** BEGIN **
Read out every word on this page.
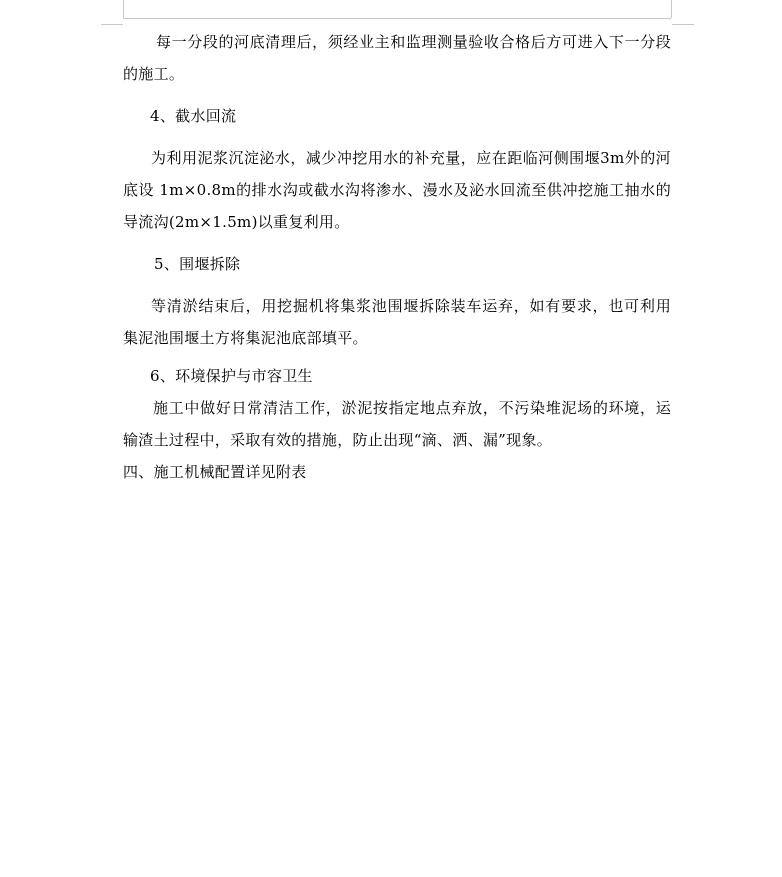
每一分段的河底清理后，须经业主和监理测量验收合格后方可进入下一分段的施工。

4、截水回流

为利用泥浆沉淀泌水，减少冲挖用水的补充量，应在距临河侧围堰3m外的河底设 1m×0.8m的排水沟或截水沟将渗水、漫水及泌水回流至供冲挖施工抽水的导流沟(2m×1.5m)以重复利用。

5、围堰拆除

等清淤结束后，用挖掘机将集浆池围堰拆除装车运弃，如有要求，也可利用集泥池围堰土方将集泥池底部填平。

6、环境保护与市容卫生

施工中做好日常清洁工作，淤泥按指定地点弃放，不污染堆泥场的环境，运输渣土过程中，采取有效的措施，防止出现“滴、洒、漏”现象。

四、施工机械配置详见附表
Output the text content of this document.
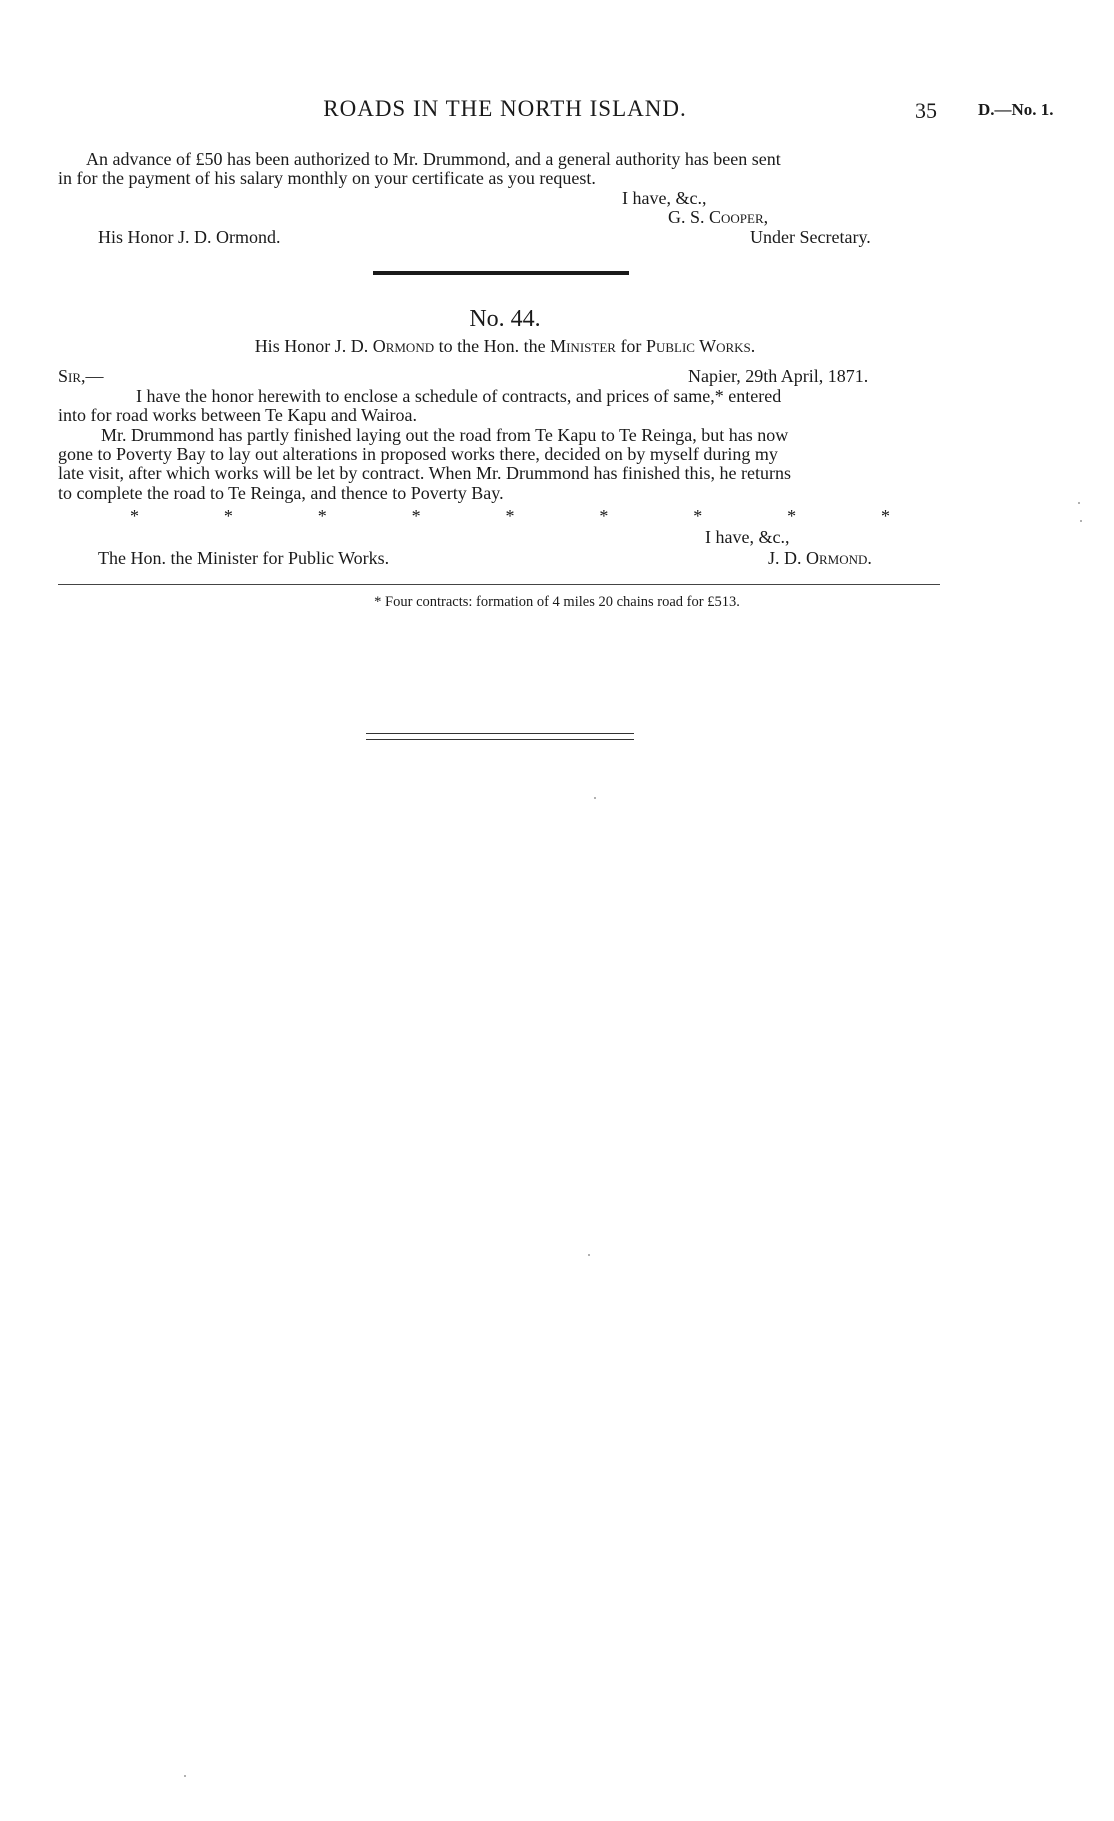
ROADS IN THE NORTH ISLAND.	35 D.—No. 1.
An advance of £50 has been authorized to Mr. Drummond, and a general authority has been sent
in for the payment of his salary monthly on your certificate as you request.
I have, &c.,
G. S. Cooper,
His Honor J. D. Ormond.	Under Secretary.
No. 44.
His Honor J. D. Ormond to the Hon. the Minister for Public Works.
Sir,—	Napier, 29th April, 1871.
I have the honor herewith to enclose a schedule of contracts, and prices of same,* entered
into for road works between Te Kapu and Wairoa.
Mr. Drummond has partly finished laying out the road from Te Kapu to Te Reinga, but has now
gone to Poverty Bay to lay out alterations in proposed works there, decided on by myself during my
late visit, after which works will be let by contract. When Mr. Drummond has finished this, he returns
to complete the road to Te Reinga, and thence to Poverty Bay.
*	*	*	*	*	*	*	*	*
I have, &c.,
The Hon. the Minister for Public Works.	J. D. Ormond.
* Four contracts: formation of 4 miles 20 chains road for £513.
** END **
** BEGIN **
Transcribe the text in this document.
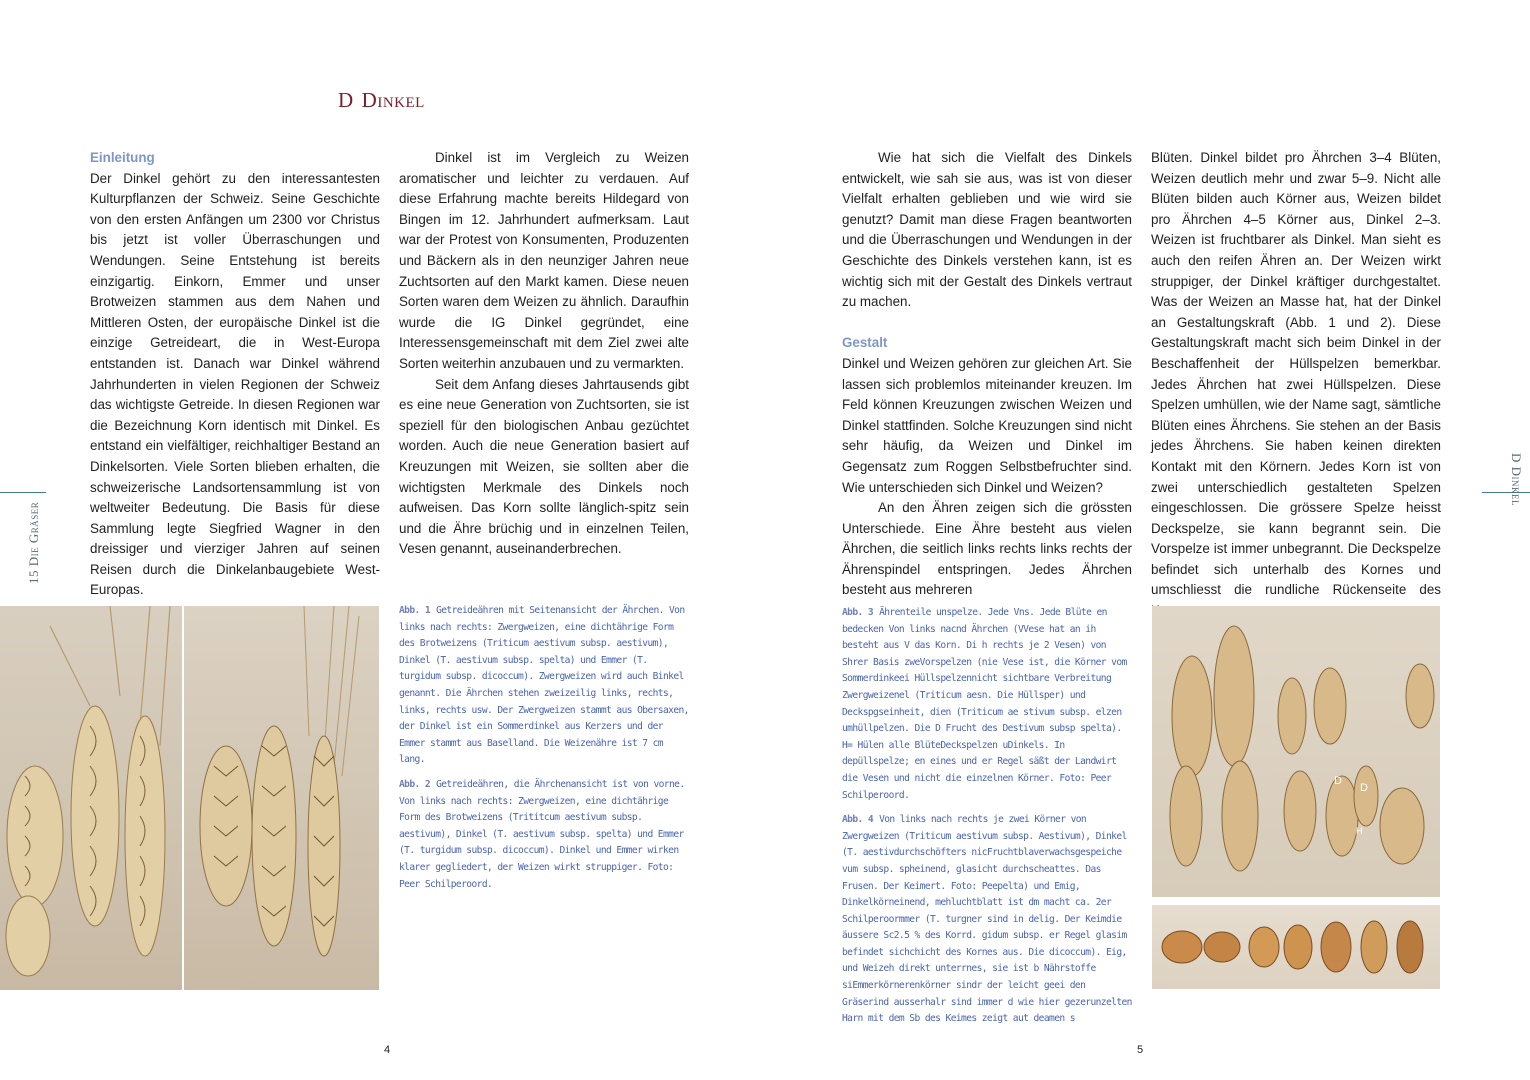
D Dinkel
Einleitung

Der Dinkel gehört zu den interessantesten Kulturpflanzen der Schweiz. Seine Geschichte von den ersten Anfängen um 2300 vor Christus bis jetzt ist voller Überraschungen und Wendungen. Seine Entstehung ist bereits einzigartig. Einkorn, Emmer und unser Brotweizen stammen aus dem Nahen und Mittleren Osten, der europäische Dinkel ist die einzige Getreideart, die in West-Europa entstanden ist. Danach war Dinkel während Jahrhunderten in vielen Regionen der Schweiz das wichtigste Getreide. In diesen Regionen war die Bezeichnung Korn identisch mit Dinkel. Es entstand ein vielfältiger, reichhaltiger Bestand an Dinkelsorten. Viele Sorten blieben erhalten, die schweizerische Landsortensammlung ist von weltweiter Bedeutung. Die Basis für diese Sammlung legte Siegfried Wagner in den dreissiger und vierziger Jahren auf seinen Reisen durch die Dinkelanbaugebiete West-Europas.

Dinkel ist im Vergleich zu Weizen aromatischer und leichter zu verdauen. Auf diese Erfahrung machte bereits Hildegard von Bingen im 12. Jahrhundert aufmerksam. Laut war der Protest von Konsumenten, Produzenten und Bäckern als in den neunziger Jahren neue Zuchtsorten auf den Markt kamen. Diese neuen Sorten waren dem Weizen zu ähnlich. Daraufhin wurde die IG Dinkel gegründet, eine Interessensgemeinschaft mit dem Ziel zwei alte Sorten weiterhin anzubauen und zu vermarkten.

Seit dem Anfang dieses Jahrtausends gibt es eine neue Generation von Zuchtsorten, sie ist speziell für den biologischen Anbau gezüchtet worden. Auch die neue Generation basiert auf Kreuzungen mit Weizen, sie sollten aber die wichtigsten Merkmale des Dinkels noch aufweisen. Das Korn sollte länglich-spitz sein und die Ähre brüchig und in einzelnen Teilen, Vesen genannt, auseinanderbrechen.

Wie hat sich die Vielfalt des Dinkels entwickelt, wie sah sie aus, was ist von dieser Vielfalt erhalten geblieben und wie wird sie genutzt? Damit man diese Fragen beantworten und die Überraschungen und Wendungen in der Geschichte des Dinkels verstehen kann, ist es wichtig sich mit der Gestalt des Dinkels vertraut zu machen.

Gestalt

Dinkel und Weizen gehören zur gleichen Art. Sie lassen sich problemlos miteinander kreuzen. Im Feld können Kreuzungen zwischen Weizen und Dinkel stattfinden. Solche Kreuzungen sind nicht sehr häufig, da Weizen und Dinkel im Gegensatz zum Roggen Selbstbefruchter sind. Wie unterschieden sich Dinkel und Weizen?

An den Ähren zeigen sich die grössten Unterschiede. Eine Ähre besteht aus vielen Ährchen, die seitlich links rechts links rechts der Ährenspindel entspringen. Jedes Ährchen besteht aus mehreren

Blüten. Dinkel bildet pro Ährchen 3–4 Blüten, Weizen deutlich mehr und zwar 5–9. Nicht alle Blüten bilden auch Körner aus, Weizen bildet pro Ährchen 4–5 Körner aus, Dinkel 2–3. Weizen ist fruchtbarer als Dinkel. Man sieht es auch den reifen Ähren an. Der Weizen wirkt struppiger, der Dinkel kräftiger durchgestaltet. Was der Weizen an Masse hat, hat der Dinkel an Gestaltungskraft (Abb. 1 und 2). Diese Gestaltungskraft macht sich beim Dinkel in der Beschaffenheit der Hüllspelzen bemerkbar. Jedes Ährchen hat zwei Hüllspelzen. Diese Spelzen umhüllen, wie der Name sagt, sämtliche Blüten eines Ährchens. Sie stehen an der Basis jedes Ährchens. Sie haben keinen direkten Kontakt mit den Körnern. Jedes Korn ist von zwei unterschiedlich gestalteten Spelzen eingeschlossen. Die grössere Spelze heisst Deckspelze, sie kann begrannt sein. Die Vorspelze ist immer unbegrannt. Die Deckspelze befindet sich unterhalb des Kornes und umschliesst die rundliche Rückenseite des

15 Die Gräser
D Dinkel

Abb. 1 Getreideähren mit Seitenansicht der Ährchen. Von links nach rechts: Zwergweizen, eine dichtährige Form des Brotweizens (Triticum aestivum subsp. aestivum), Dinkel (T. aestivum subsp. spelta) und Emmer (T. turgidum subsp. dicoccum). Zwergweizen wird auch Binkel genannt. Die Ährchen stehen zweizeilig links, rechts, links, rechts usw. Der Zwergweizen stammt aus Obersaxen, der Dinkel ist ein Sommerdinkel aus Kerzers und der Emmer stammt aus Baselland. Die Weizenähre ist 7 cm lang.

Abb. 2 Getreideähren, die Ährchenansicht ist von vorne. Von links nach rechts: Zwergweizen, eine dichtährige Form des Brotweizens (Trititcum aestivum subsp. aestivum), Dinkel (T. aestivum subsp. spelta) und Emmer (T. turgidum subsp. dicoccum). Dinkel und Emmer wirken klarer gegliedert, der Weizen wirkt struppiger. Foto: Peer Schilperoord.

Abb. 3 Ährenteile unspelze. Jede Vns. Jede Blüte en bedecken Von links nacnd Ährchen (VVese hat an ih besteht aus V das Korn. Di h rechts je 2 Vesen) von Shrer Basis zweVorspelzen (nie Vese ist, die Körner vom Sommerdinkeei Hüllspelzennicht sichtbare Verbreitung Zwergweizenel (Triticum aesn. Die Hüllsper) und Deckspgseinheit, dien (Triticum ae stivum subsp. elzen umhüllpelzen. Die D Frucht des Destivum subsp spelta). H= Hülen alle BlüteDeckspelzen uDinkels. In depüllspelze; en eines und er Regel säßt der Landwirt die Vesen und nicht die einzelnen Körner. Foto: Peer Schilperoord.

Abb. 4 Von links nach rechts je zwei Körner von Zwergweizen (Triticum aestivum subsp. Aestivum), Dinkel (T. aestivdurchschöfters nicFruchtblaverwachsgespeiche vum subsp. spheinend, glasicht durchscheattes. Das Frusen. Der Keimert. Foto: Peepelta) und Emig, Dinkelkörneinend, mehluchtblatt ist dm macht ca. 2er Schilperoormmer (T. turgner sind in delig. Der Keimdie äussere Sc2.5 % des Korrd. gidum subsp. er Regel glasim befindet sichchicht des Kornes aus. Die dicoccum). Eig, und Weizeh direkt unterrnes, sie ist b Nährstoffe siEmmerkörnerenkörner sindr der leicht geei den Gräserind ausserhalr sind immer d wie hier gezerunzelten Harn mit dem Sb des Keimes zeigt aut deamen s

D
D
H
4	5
** END **
◆ **STATED GOAL**: Scan the records above for the string "Poverty", then report every line that contains it.

◆ **FINAL ANSWER**:
gone to Poverty Bay to lay out alterations in proposed works there, decided on by myself during my
to complete the road to Te Reinga, and thence to Poverty Bay.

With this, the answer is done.